### [EXERCISE BRIEF]
Leaving the images aside, print every record in the material exactly.

### [RECORD EXCERPTS]
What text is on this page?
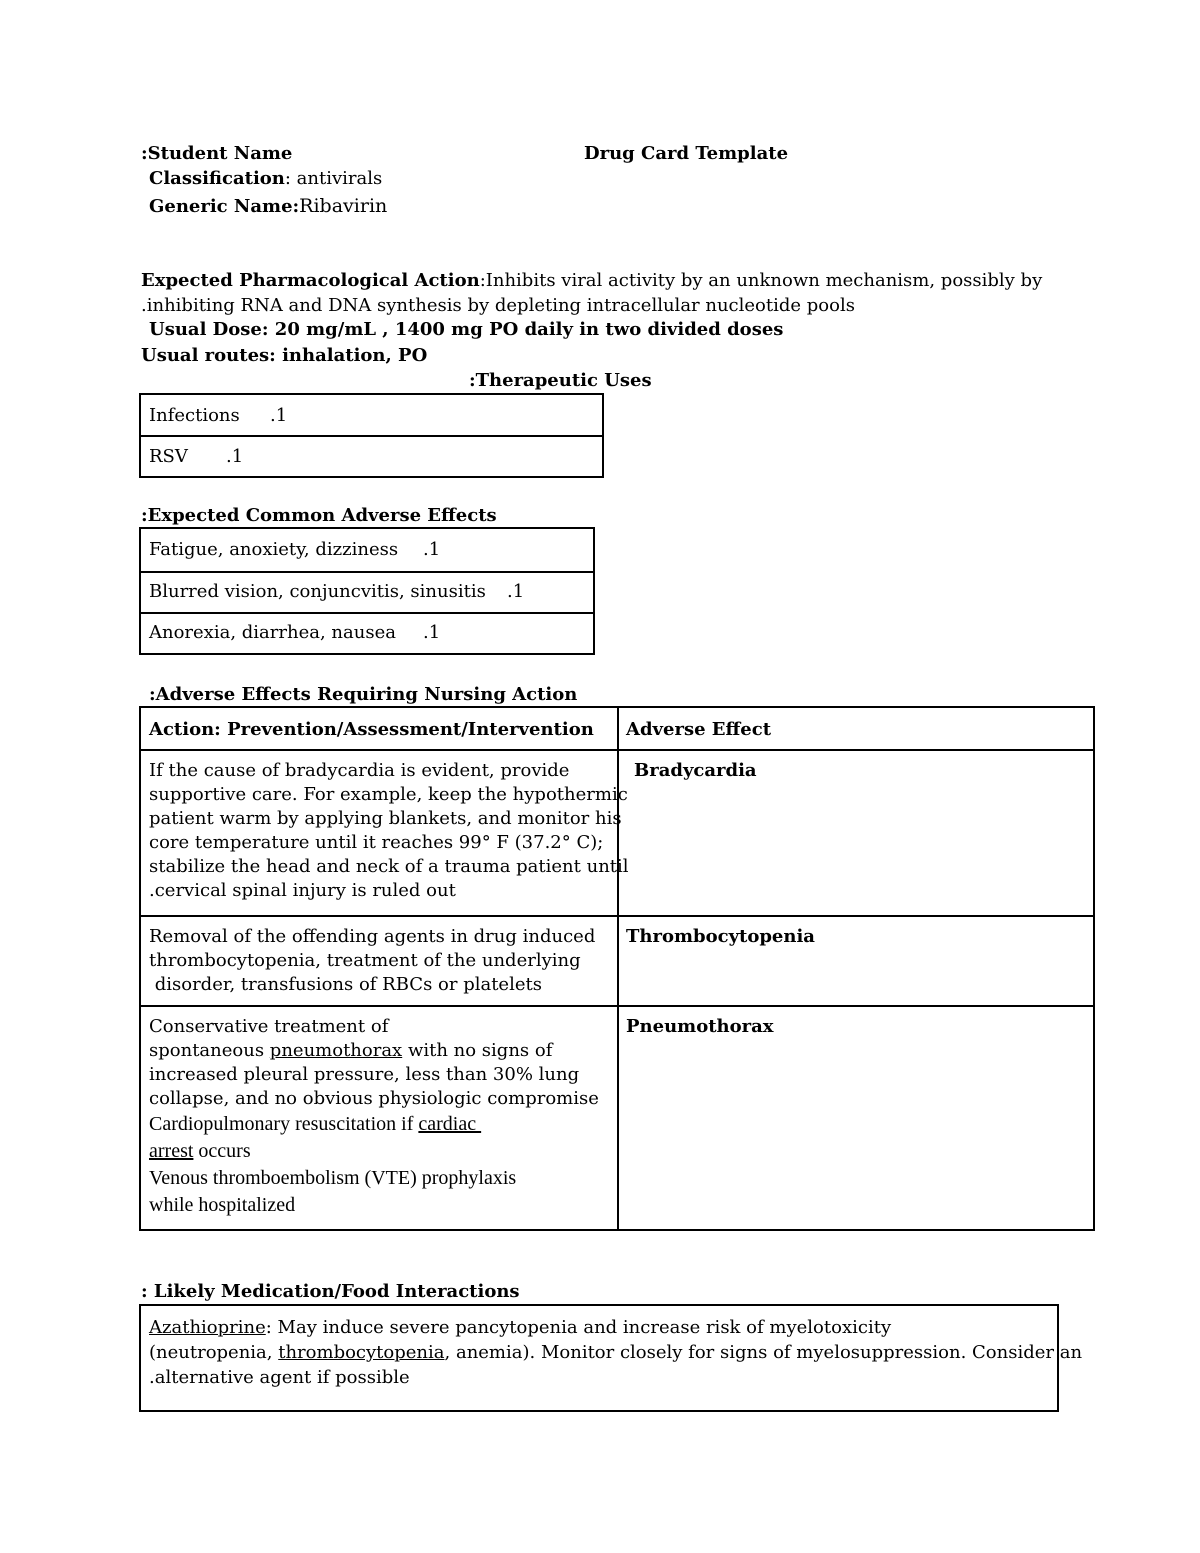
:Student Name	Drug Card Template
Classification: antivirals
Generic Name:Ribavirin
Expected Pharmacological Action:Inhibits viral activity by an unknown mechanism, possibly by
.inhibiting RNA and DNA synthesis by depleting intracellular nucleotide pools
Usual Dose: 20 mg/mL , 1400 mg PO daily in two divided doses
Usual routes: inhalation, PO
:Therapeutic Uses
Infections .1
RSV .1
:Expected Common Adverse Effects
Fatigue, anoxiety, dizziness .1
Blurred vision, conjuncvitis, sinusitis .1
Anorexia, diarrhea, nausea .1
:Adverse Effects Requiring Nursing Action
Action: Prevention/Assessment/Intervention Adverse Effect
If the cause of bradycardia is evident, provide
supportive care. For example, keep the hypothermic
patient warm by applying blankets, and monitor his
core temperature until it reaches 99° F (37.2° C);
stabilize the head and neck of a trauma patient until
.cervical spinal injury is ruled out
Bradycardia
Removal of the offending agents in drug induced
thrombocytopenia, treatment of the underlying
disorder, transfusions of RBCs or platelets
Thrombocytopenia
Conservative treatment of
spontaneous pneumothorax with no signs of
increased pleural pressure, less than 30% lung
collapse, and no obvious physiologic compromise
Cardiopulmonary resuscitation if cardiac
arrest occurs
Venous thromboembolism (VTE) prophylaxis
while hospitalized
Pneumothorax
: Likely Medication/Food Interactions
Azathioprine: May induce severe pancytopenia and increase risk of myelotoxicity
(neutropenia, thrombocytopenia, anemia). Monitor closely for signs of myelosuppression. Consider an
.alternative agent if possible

### [ANSWER TO THIS EXERCISE]
What text is on this page?
:Student Name	Drug Card Template
Classification: antivirals
Generic Name:Ribavirin
Expected Pharmacological Action:Inhibits viral activity by an unknown mechanism, possibly by
.inhibiting RNA and DNA synthesis by depleting intracellular nucleotide pools
Usual Dose: 20 mg/mL , 1400 mg PO daily in two divided doses
Usual routes: inhalation, PO
:Therapeutic Uses
Infections .1
RSV .1
:Expected Common Adverse Effects
Fatigue, anoxiety, dizziness .1
Blurred vision, conjuncvitis, sinusitis .1
Anorexia, diarrhea, nausea .1
:Adverse Effects Requiring Nursing Action
Action: Prevention/Assessment/Intervention Adverse Effect
If the cause of bradycardia is evident, provide
supportive care. For example, keep the hypothermic
patient warm by applying blankets, and monitor his
core temperature until it reaches 99° F (37.2° C);
stabilize the head and neck of a trauma patient until
.cervical spinal injury is ruled out
Bradycardia
Removal of the offending agents in drug induced
thrombocytopenia, treatment of the underlying
disorder, transfusions of RBCs or platelets
Thrombocytopenia
Conservative treatment of
spontaneous pneumothorax with no signs of
increased pleural pressure, less than 30% lung
collapse, and no obvious physiologic compromise
Cardiopulmonary resuscitation if cardiac
arrest occurs
Venous thromboembolism (VTE) prophylaxis
while hospitalized
Pneumothorax
: Likely Medication/Food Interactions
Azathioprine: May induce severe pancytopenia and increase risk of myelotoxicity
(neutropenia, thrombocytopenia, anemia). Monitor closely for signs of myelosuppression. Consider an
.alternative agent if possible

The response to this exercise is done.